:: EXCERPTED RECORDS ::

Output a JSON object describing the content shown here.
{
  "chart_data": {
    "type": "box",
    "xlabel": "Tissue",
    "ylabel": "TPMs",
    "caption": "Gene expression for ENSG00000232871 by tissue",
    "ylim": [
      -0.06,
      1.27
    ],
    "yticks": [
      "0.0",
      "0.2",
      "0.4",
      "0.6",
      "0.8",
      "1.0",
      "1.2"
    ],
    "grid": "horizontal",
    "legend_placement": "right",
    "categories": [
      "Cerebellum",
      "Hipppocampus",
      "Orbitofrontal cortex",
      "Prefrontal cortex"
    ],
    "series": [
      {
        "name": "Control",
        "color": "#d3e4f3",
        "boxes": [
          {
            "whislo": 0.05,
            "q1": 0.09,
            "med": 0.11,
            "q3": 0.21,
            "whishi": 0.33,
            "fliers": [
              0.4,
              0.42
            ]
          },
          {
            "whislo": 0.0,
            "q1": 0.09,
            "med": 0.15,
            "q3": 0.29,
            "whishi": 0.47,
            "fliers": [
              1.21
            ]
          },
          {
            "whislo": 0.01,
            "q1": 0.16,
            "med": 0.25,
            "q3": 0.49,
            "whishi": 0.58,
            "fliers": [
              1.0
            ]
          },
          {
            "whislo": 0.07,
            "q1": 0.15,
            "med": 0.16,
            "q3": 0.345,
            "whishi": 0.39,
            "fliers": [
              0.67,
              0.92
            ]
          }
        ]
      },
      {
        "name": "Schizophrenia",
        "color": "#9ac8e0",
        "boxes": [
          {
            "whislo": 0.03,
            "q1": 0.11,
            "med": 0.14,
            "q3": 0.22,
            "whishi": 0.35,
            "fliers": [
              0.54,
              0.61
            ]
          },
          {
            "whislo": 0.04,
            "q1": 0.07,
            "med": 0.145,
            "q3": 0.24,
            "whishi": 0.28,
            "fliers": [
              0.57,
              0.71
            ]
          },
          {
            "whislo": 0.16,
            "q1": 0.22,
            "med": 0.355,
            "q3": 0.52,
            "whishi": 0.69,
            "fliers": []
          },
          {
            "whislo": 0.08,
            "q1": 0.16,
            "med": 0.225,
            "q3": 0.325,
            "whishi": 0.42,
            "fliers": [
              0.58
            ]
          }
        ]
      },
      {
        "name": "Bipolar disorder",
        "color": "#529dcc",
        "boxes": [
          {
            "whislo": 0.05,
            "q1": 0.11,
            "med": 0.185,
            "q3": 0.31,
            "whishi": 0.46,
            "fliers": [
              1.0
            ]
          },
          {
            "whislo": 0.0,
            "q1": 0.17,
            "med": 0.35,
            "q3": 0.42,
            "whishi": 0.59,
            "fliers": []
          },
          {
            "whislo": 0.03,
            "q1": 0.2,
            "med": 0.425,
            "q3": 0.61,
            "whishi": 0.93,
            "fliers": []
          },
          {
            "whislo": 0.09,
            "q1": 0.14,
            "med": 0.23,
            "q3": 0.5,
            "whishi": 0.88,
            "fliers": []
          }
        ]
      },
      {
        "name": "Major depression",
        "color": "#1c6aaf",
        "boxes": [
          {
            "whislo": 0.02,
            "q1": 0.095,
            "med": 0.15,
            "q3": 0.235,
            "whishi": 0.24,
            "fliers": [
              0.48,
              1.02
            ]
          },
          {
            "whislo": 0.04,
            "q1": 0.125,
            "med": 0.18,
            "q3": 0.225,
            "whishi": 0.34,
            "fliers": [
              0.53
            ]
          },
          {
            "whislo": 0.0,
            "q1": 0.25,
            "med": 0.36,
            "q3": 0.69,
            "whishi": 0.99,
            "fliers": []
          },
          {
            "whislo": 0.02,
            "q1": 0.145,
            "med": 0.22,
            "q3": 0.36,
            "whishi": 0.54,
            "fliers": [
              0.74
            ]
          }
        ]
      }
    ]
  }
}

:::

◆ SET PROBLEM
Please quote every record above exactly as it appears.

◆ FINAL ANSWER
Output a JSON object describing the content shown here.
{
  "chart_data": {
    "type": "box",
    "xlabel": "Tissue",
    "ylabel": "TPMs",
    "caption": "Gene expression for ENSG00000232871 by tissue",
    "ylim": [
      -0.06,
      1.27
    ],
    "yticks": [
      "0.0",
      "0.2",
      "0.4",
      "0.6",
      "0.8",
      "1.0",
      "1.2"
    ],
    "grid": "horizontal",
    "legend_placement": "right",
    "categories": [
      "Cerebellum",
      "Hipppocampus",
      "Orbitofrontal cortex",
      "Prefrontal cortex"
    ],
    "series": [
      {
        "name": "Control",
        "color": "#d3e4f3",
        "boxes": [
          {
            "whislo": 0.05,
            "q1": 0.09,
            "med": 0.11,
            "q3": 0.21,
            "whishi": 0.33,
            "fliers": [
              0.4,
              0.42
            ]
          },
          {
            "whislo": 0.0,
            "q1": 0.09,
            "med": 0.15,
            "q3": 0.29,
            "whishi": 0.47,
            "fliers": [
              1.21
            ]
          },
          {
            "whislo": 0.01,
            "q1": 0.16,
            "med": 0.25,
            "q3": 0.49,
            "whishi": 0.58,
            "fliers": [
              1.0
            ]
          },
          {
            "whislo": 0.07,
            "q1": 0.15,
            "med": 0.16,
            "q3": 0.345,
            "whishi": 0.39,
            "fliers": [
              0.67,
              0.92
            ]
          }
        ]
      },
      {
        "name": "Schizophrenia",
        "color": "#9ac8e0",
        "boxes": [
          {
            "whislo": 0.03,
            "q1": 0.11,
            "med": 0.14,
            "q3": 0.22,
            "whishi": 0.35,
            "fliers": [
              0.54,
              0.61
            ]
          },
          {
            "whislo": 0.04,
            "q1": 0.07,
            "med": 0.145,
            "q3": 0.24,
            "whishi": 0.28,
            "fliers": [
              0.57,
              0.71
            ]
          },
          {
            "whislo": 0.16,
            "q1": 0.22,
            "med": 0.355,
            "q3": 0.52,
            "whishi": 0.69,
            "fliers": []
          },
          {
            "whislo": 0.08,
            "q1": 0.16,
            "med": 0.225,
            "q3": 0.325,
            "whishi": 0.42,
            "fliers": [
              0.58
            ]
          }
        ]
      },
      {
        "name": "Bipolar disorder",
        "color": "#529dcc",
        "boxes": [
          {
            "whislo": 0.05,
            "q1": 0.11,
            "med": 0.185,
            "q3": 0.31,
            "whishi": 0.46,
            "fliers": [
              1.0
            ]
          },
          {
            "whislo": 0.0,
            "q1": 0.17,
            "med": 0.35,
            "q3": 0.42,
            "whishi": 0.59,
            "fliers": []
          },
          {
            "whislo": 0.03,
            "q1": 0.2,
            "med": 0.425,
            "q3": 0.61,
            "whishi": 0.93,
            "fliers": []
          },
          {
            "whislo": 0.09,
            "q1": 0.14,
            "med": 0.23,
            "q3": 0.5,
            "whishi": 0.88,
            "fliers": []
          }
        ]
      },
      {
        "name": "Major depression",
        "color": "#1c6aaf",
        "boxes": [
          {
            "whislo": 0.02,
            "q1": 0.095,
            "med": 0.15,
            "q3": 0.235,
            "whishi": 0.24,
            "fliers": [
              0.48,
              1.02
            ]
          },
          {
            "whislo": 0.04,
            "q1": 0.125,
            "med": 0.18,
            "q3": 0.225,
            "whishi": 0.34,
            "fliers": [
              0.53
            ]
          },
          {
            "whislo": 0.0,
            "q1": 0.25,
            "med": 0.36,
            "q3": 0.69,
            "whishi": 0.99,
            "fliers": []
          },
          {
            "whislo": 0.02,
            "q1": 0.145,
            "med": 0.22,
            "q3": 0.36,
            "whishi": 0.54,
            "fliers": [
              0.74
            ]
          }
        ]
      }
    ]
  }
}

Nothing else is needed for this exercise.